* WHAT THE EXERCISE ASKS: Copy out the records precisely, omitting pictures.

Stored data
* start *

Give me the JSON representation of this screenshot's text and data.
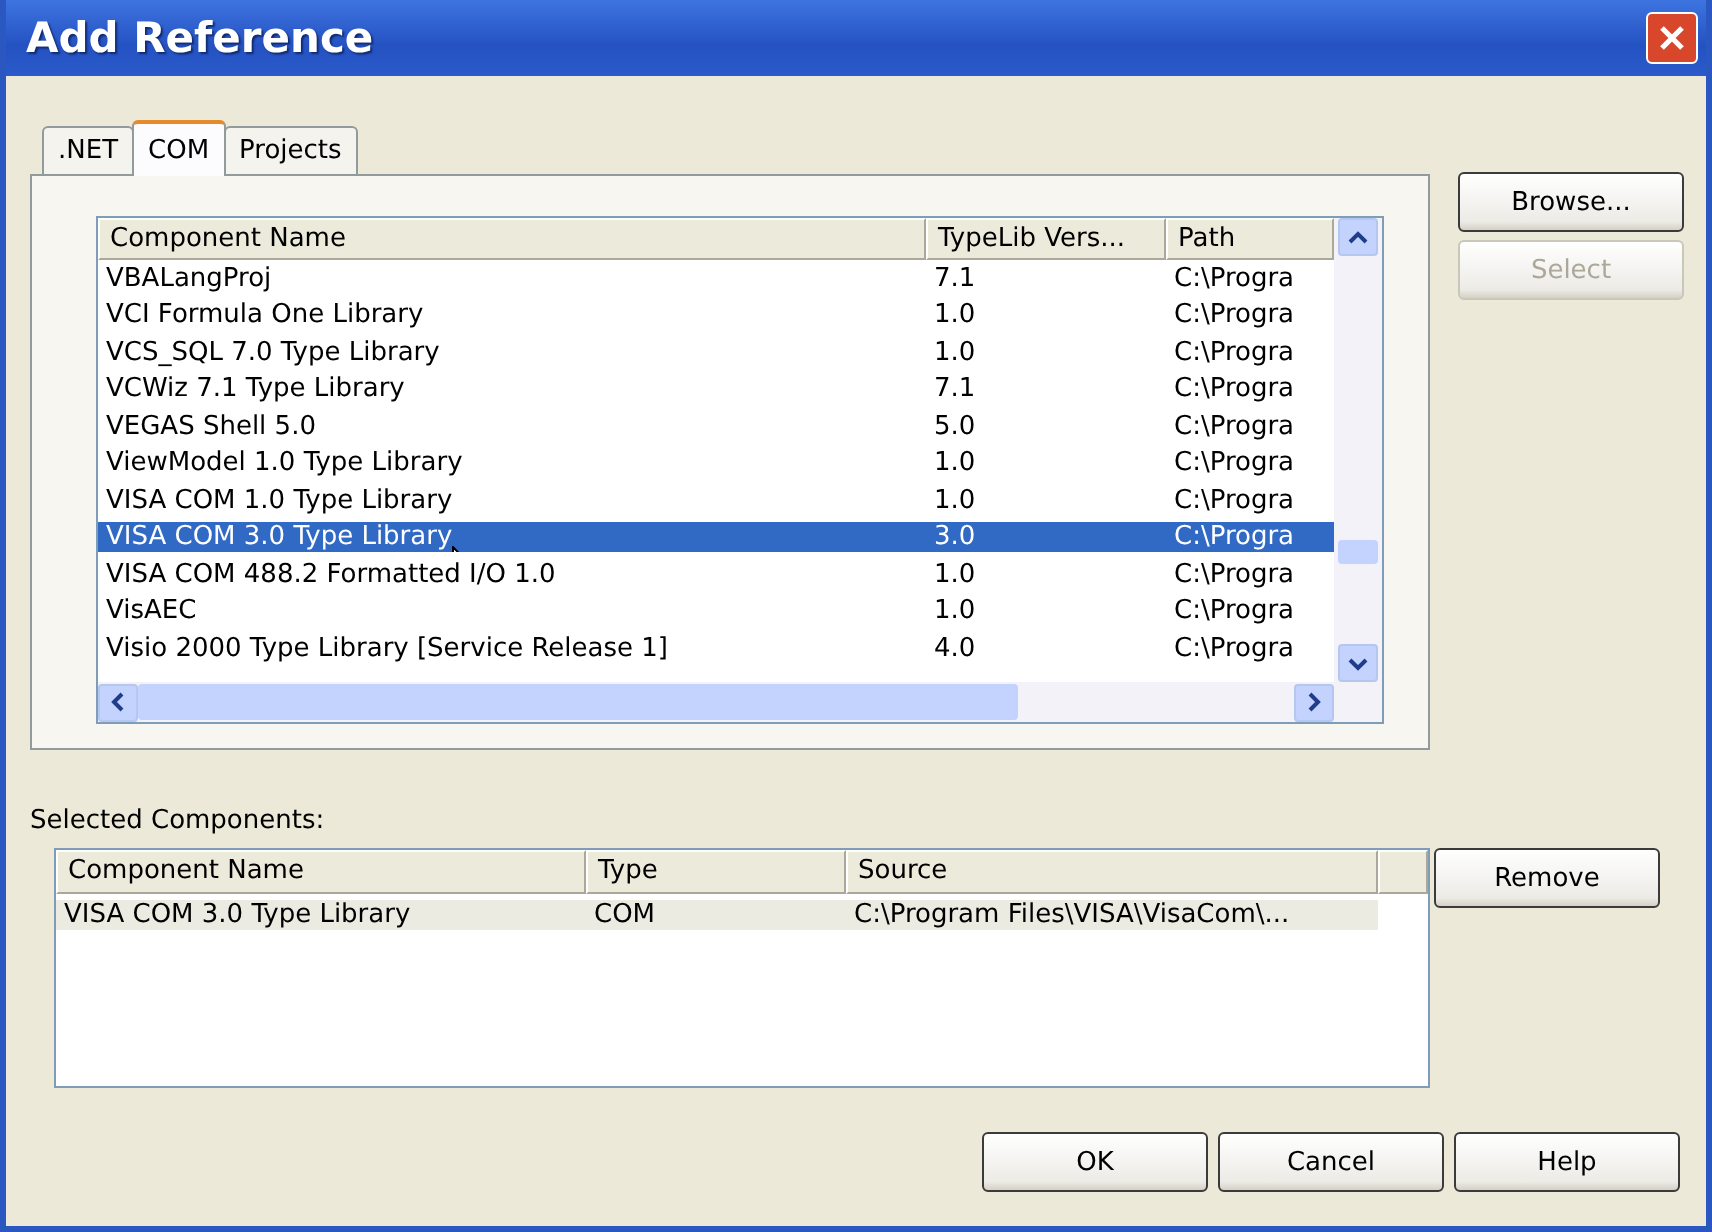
{
  "window": {
    "title": "Add Reference"
  },
  "tabs": [
    {
      "label": ".NET",
      "selected": false
    },
    {
      "label": "COM",
      "selected": true
    },
    {
      "label": "Projects",
      "selected": false
    }
  ],
  "components": {
    "columns": [
      "Component Name",
      "TypeLib Vers...",
      "Path"
    ],
    "rows": [
      {
        "name": "VBALangProj",
        "version": "7.1",
        "path": "C:\\Progra",
        "selected": false
      },
      {
        "name": "VCI Formula One Library",
        "version": "1.0",
        "path": "C:\\Progra",
        "selected": false
      },
      {
        "name": "VCS_SQL 7.0 Type Library",
        "version": "1.0",
        "path": "C:\\Progra",
        "selected": false
      },
      {
        "name": "VCWiz 7.1 Type Library",
        "version": "7.1",
        "path": "C:\\Progra",
        "selected": false
      },
      {
        "name": "VEGAS Shell 5.0",
        "version": "5.0",
        "path": "C:\\Progra",
        "selected": false
      },
      {
        "name": "ViewModel 1.0 Type Library",
        "version": "1.0",
        "path": "C:\\Progra",
        "selected": false
      },
      {
        "name": "VISA COM 1.0 Type Library",
        "version": "1.0",
        "path": "C:\\Progra",
        "selected": false
      },
      {
        "name": "VISA COM 3.0 Type Library",
        "version": "3.0",
        "path": "C:\\Progra",
        "selected": true
      },
      {
        "name": "VISA COM 488.2 Formatted I/O 1.0",
        "version": "1.0",
        "path": "C:\\Progra",
        "selected": false
      },
      {
        "name": "VisAEC",
        "version": "1.0",
        "path": "C:\\Progra",
        "selected": false
      },
      {
        "name": "Visio 2000 Type Library [Service Release 1]",
        "version": "4.0",
        "path": "C:\\Progra",
        "selected": false
      }
    ]
  },
  "side_buttons": [
    {
      "label": "Browse...",
      "disabled": false
    },
    {
      "label": "Select",
      "disabled": true
    }
  ],
  "selected_components": {
    "label": "Selected Components:",
    "columns": [
      "Component Name",
      "Type",
      "Source"
    ],
    "rows": [
      {
        "name": "VISA COM 3.0 Type Library",
        "type": "COM",
        "source": "C:\\Program Files\\VISA\\VisaCom\\...",
        "selected": true
      }
    ]
  },
  "remove_button": "Remove",
  "buttons": [
    "OK",
    "Cancel",
    "Help"
  ]
}
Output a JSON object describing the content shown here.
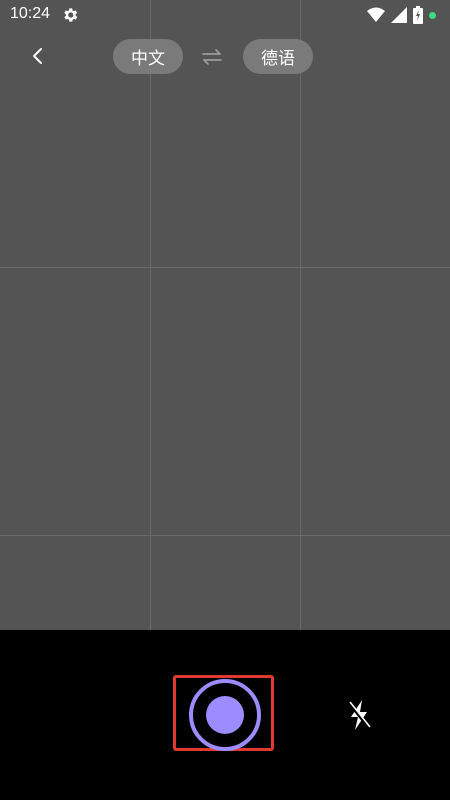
{
  "status_bar": {
    "time": "10:24",
    "icons": [
      "settings-icon",
      "wifi-icon",
      "signal-icon",
      "battery-icon",
      "notification-dot"
    ]
  },
  "toolbar": {
    "back_icon": "chevron-left-icon",
    "source_language": "中文",
    "swap_icon": "swap-icon",
    "target_language": "德语"
  },
  "camera": {
    "grid": "3x3",
    "shutter_icon": "shutter-icon",
    "flash_icon": "flash-off-icon"
  },
  "colors": {
    "viewfinder_bg": "#545454",
    "accent": "#9b8cff",
    "highlight": "#e0392f"
  }
}
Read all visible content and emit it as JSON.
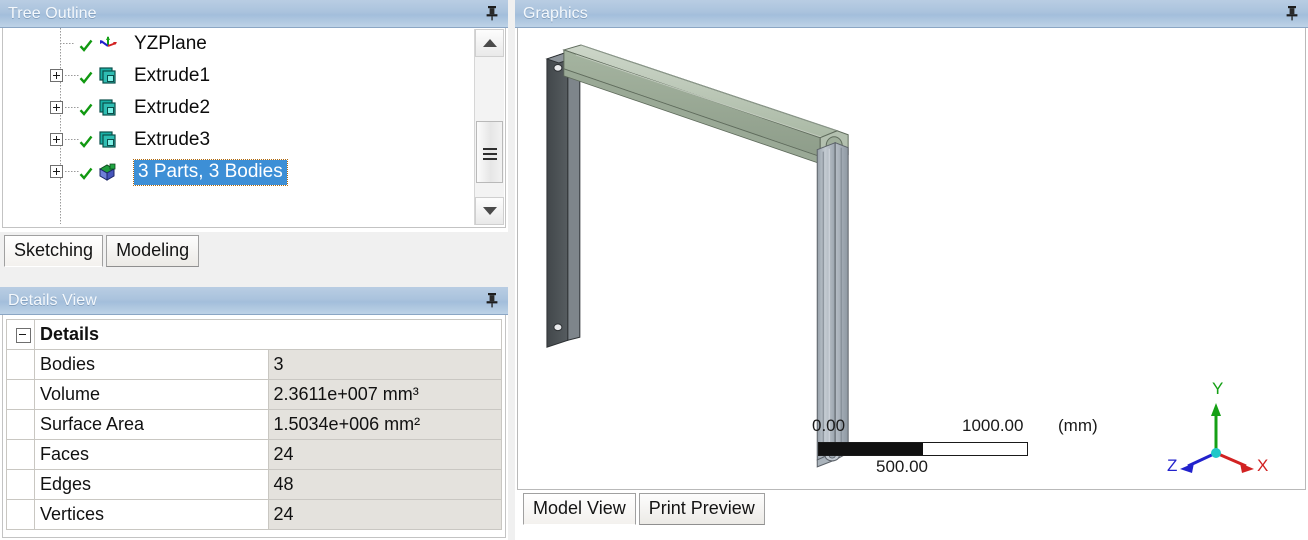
{
  "tree_panel": {
    "title": "Tree Outline",
    "pin_icon": "pushpin-icon",
    "items": [
      {
        "label": "YZPlane",
        "icon": "plane-triad-icon",
        "expandable": false,
        "suppressed": false,
        "selected": false,
        "check": "green-check-icon"
      },
      {
        "label": "Extrude1",
        "icon": "extrude-body-icon",
        "expandable": true,
        "suppressed": false,
        "selected": false,
        "check": "green-check-icon"
      },
      {
        "label": "Extrude2",
        "icon": "extrude-body-icon",
        "expandable": true,
        "suppressed": false,
        "selected": false,
        "check": "green-check-icon"
      },
      {
        "label": "Extrude3",
        "icon": "extrude-body-icon",
        "expandable": true,
        "suppressed": false,
        "selected": false,
        "check": "green-check-icon"
      },
      {
        "label": "3 Parts, 3 Bodies",
        "icon": "parts-bodies-icon",
        "expandable": true,
        "suppressed": false,
        "selected": true,
        "check": "green-check-icon"
      }
    ],
    "scrollbar": {
      "up_icon": "scroll-up-arrow-icon",
      "down_icon": "scroll-down-arrow-icon",
      "thumb_icon": "scroll-thumb-grip-icon"
    },
    "tabs": [
      {
        "label": "Sketching",
        "active": true
      },
      {
        "label": "Modeling",
        "active": false
      }
    ]
  },
  "details_panel": {
    "title": "Details View",
    "pin_icon": "pushpin-icon",
    "group_label": "Details",
    "group_toggle_icon": "collapse-minus-icon",
    "rows": [
      {
        "key": "Bodies",
        "value": "3"
      },
      {
        "key": "Volume",
        "value": "2.3611e+007 mm³"
      },
      {
        "key": "Surface Area",
        "value": "1.5034e+006 mm²"
      },
      {
        "key": "Faces",
        "value": "24"
      },
      {
        "key": "Edges",
        "value": "48"
      },
      {
        "key": "Vertices",
        "value": "24"
      }
    ]
  },
  "graphics_panel": {
    "title": "Graphics",
    "pin_icon": "pushpin-icon",
    "scale_bar": {
      "min_label": "0.00",
      "mid_label": "500.00",
      "max_label": "1000.00",
      "unit_label": "(mm)"
    },
    "triad": {
      "x_label": "X",
      "y_label": "Y",
      "z_label": "Z",
      "x_color": "#d22222",
      "y_color": "#15a015",
      "z_color": "#2222cc",
      "origin_color": "#20c8c8"
    },
    "model": {
      "description": "portal frame assembly of three extruded bodies",
      "bodies": [
        {
          "name": "left-column",
          "color": "#4b5053"
        },
        {
          "name": "top-beam",
          "color": "#a9b7a4"
        },
        {
          "name": "right-column",
          "color": "#a9b2ba"
        }
      ]
    },
    "tabs": [
      {
        "label": "Model View",
        "active": true
      },
      {
        "label": "Print Preview",
        "active": false
      }
    ]
  },
  "colors": {
    "title_bar": "#aac3dd",
    "selection_blue": "#3d8fd6",
    "value_cell": "#e4e2dd",
    "app_background": "#f0f0f0"
  }
}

* end *

* EXPECTED OUTPUT:
Give me the JSON representation of this screenshot's text and data.
{
  "window": {
    "title": "Add Reference"
  },
  "tabs": [
    {
      "label": ".NET",
      "selected": false
    },
    {
      "label": "COM",
      "selected": true
    },
    {
      "label": "Projects",
      "selected": false
    }
  ],
  "components": {
    "columns": [
      "Component Name",
      "TypeLib Vers...",
      "Path"
    ],
    "rows": [
      {
        "name": "VBALangProj",
        "version": "7.1",
        "path": "C:\\Progra",
        "selected": false
      },
      {
        "name": "VCI Formula One Library",
        "version": "1.0",
        "path": "C:\\Progra",
        "selected": false
      },
      {
        "name": "VCS_SQL 7.0 Type Library",
        "version": "1.0",
        "path": "C:\\Progra",
        "selected": false
      },
      {
        "name": "VCWiz 7.1 Type Library",
        "version": "7.1",
        "path": "C:\\Progra",
        "selected": false
      },
      {
        "name": "VEGAS Shell 5.0",
        "version": "5.0",
        "path": "C:\\Progra",
        "selected": false
      },
      {
        "name": "ViewModel 1.0 Type Library",
        "version": "1.0",
        "path": "C:\\Progra",
        "selected": false
      },
      {
        "name": "VISA COM 1.0 Type Library",
        "version": "1.0",
        "path": "C:\\Progra",
        "selected": false
      },
      {
        "name": "VISA COM 3.0 Type Library",
        "version": "3.0",
        "path": "C:\\Progra",
        "selected": true
      },
      {
        "name": "VISA COM 488.2 Formatted I/O 1.0",
        "version": "1.0",
        "path": "C:\\Progra",
        "selected": false
      },
      {
        "name": "VisAEC",
        "version": "1.0",
        "path": "C:\\Progra",
        "selected": false
      },
      {
        "name": "Visio 2000 Type Library [Service Release 1]",
        "version": "4.0",
        "path": "C:\\Progra",
        "selected": false
      }
    ]
  },
  "side_buttons": [
    {
      "label": "Browse...",
      "disabled": false
    },
    {
      "label": "Select",
      "disabled": true
    }
  ],
  "selected_components": {
    "label": "Selected Components:",
    "columns": [
      "Component Name",
      "Type",
      "Source"
    ],
    "rows": [
      {
        "name": "VISA COM 3.0 Type Library",
        "type": "COM",
        "source": "C:\\Program Files\\VISA\\VisaCom\\...",
        "selected": true
      }
    ]
  },
  "remove_button": "Remove",
  "buttons": [
    "OK",
    "Cancel",
    "Help"
  ]
}
Output a JSON object describing the content shown here.
{
  "status_bar": {
    "time": "10:24",
    "icons": [
      "settings-icon",
      "wifi-icon",
      "signal-icon",
      "battery-icon",
      "notification-dot"
    ]
  },
  "toolbar": {
    "back_icon": "chevron-left-icon",
    "source_language": "中文",
    "swap_icon": "swap-icon",
    "target_language": "德语"
  },
  "camera": {
    "grid": "3x3",
    "shutter_icon": "shutter-icon",
    "flash_icon": "flash-off-icon"
  },
  "colors": {
    "viewfinder_bg": "#545454",
    "accent": "#9b8cff",
    "highlight": "#e0392f"
  }
}
Read all visible content and emit it as JSON.
{
  "tree_panel": {
    "title": "Tree Outline",
    "pin_icon": "pushpin-icon",
    "items": [
      {
        "label": "YZPlane",
        "icon": "plane-triad-icon",
        "expandable": false,
        "suppressed": false,
        "selected": false,
        "check": "green-check-icon"
      },
      {
        "label": "Extrude1",
        "icon": "extrude-body-icon",
        "expandable": true,
        "suppressed": false,
        "selected": false,
        "check": "green-check-icon"
      },
      {
        "label": "Extrude2",
        "icon": "extrude-body-icon",
        "expandable": true,
        "suppressed": false,
        "selected": false,
        "check": "green-check-icon"
      },
      {
        "label": "Extrude3",
        "icon": "extrude-body-icon",
        "expandable": true,
        "suppressed": false,
        "selected": false,
        "check": "green-check-icon"
      },
      {
        "label": "3 Parts, 3 Bodies",
        "icon": "parts-bodies-icon",
        "expandable": true,
        "suppressed": false,
        "selected": true,
        "check": "green-check-icon"
      }
    ],
    "scrollbar": {
      "up_icon": "scroll-up-arrow-icon",
      "down_icon": "scroll-down-arrow-icon",
      "thumb_icon": "scroll-thumb-grip-icon"
    },
    "tabs": [
      {
        "label": "Sketching",
        "active": true
      },
      {
        "label": "Modeling",
        "active": false
      }
    ]
  },
  "details_panel": {
    "title": "Details View",
    "pin_icon": "pushpin-icon",
    "group_label": "Details",
    "group_toggle_icon": "collapse-minus-icon",
    "rows": [
      {
        "key": "Bodies",
        "value": "3"
      },
      {
        "key": "Volume",
        "value": "2.3611e+007 mm³"
      },
      {
        "key": "Surface Area",
        "value": "1.5034e+006 mm²"
      },
      {
        "key": "Faces",
        "value": "24"
      },
      {
        "key": "Edges",
        "value": "48"
      },
      {
        "key": "Vertices",
        "value": "24"
      }
    ]
  },
  "graphics_panel": {
    "title": "Graphics",
    "pin_icon": "pushpin-icon",
    "scale_bar": {
      "min_label": "0.00",
      "mid_label": "500.00",
      "max_label": "1000.00",
      "unit_label": "(mm)"
    },
    "triad": {
      "x_label": "X",
      "y_label": "Y",
      "z_label": "Z",
      "x_color": "#d22222",
      "y_color": "#15a015",
      "z_color": "#2222cc",
      "origin_color": "#20c8c8"
    },
    "model": {
      "description": "portal frame assembly of three extruded bodies",
      "bodies": [
        {
          "name": "left-column",
          "color": "#4b5053"
        },
        {
          "name": "top-beam",
          "color": "#a9b7a4"
        },
        {
          "name": "right-column",
          "color": "#a9b2ba"
        }
      ]
    },
    "tabs": [
      {
        "label": "Model View",
        "active": true
      },
      {
        "label": "Print Preview",
        "active": false
      }
    ]
  },
  "colors": {
    "title_bar": "#aac3dd",
    "selection_blue": "#3d8fd6",
    "value_cell": "#e4e2dd",
    "app_background": "#f0f0f0"
  }
}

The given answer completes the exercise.